— QUOTED PASSAGE —
This year, don’t get mad at the tax man. Instead, devise a plan to find as many tax deductions as you can. Here are five of the most commonly overlooked tax breaks:
Alimony is a tax write-off filers might not know about. To qualify to deduct spousal support payments, you and your ex must be legally separated and live in separate homes. The payment must not be considered as child support or as part of a property settlement.
Miles driven between jobs
If you drive your car between two different employers, that mileage is deductible, provided you drive from one employer location to a different employer location. If you drive your vehicle while at work for your employer, this mileage is deductible. Miles spent commuting are not deductible.
To deduct the cost and upkeep of work clothes, they must be worn as a condition of employment and can’t be considered suitable for everyday wear. A button-down shirt and a tie probably won’t qualify. However, scrubs, police officer uniforms and hard hats likely will.

— DIRECTIONS —
(a) In the tax deductions text, what two conditions must you and your ex meet to deduct spousal support payments?
(b) Rewrite the tax deductions text from "To deduct the" to "hats likely will.", replacing "hard hats" with "steel-toed boots".

— PROVIDED DATA —
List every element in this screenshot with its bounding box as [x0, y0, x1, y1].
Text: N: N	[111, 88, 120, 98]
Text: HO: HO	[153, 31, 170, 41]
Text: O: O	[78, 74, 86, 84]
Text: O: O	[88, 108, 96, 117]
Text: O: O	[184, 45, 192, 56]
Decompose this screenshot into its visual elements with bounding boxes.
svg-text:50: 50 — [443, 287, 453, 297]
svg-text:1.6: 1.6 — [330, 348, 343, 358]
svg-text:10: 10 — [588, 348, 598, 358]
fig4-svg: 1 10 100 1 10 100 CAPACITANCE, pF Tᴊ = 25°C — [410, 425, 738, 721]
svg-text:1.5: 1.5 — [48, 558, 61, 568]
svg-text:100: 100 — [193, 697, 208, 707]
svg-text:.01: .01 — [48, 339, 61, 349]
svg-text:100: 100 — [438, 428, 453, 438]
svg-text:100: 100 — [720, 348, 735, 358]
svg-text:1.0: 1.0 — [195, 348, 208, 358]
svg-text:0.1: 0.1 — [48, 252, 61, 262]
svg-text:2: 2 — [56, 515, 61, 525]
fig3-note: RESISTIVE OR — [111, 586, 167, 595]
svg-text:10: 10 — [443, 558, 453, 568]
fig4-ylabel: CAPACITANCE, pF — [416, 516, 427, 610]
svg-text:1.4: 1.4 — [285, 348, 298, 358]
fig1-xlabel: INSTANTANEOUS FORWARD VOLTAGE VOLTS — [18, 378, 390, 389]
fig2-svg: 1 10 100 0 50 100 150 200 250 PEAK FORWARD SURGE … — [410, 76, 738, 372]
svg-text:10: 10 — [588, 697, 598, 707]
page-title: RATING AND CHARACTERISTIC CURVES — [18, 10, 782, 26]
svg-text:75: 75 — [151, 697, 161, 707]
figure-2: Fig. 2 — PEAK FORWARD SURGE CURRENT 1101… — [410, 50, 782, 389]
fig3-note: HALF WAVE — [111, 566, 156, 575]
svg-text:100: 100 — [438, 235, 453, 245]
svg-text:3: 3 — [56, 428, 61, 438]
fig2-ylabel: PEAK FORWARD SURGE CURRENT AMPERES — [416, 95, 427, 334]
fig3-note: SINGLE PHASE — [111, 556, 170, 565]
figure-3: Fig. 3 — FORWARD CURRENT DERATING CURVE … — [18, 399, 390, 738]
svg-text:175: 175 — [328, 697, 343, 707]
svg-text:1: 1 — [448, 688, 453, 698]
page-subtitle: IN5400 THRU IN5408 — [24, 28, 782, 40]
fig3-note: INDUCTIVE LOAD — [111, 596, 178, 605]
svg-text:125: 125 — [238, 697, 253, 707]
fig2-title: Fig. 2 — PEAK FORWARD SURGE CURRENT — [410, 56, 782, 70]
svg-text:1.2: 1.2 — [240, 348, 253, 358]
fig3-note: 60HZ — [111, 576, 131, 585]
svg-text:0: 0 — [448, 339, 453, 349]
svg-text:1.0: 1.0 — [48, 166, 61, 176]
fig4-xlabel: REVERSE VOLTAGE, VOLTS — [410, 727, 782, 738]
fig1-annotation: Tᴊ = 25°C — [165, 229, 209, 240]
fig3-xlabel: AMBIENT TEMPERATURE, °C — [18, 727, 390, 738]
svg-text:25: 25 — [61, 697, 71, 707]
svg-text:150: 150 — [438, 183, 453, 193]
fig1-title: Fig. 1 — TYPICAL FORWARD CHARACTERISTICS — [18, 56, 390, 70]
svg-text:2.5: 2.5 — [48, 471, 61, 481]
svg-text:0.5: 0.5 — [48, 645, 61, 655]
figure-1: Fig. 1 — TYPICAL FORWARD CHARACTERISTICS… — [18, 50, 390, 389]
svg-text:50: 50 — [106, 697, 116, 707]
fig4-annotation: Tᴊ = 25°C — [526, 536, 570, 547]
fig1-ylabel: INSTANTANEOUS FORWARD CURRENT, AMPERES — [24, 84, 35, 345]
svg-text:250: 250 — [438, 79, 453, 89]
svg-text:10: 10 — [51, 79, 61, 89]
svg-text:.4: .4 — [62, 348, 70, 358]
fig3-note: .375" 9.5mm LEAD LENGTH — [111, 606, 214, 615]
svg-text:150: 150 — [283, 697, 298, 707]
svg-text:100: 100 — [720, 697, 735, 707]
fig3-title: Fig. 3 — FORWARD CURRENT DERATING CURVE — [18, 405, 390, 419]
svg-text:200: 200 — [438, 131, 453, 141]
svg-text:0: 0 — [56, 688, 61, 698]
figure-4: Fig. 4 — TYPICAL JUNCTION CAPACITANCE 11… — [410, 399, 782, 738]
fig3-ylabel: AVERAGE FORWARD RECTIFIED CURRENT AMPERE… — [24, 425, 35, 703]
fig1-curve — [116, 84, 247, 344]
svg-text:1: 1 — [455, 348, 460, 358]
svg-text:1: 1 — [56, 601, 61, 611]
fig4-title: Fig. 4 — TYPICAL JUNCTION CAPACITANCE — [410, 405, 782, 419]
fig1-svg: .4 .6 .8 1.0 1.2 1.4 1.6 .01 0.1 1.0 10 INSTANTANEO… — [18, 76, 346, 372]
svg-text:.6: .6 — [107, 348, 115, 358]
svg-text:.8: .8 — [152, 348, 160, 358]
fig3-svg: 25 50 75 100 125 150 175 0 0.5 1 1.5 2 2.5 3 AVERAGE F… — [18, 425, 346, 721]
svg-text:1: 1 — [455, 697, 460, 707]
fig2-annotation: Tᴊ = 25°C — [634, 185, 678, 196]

— PER-TASK ANSWERS —
(a) You must be legally separated and live in separate homes.

(b)
To deduct the cost and upkeep of work clothes, they must be worn as a condition of employment and can’t be considered suitable for everyday wear. A button-down shirt and a tie probably won’t qualify. However, scrubs, police officer uniforms and steel-toed boots likely will.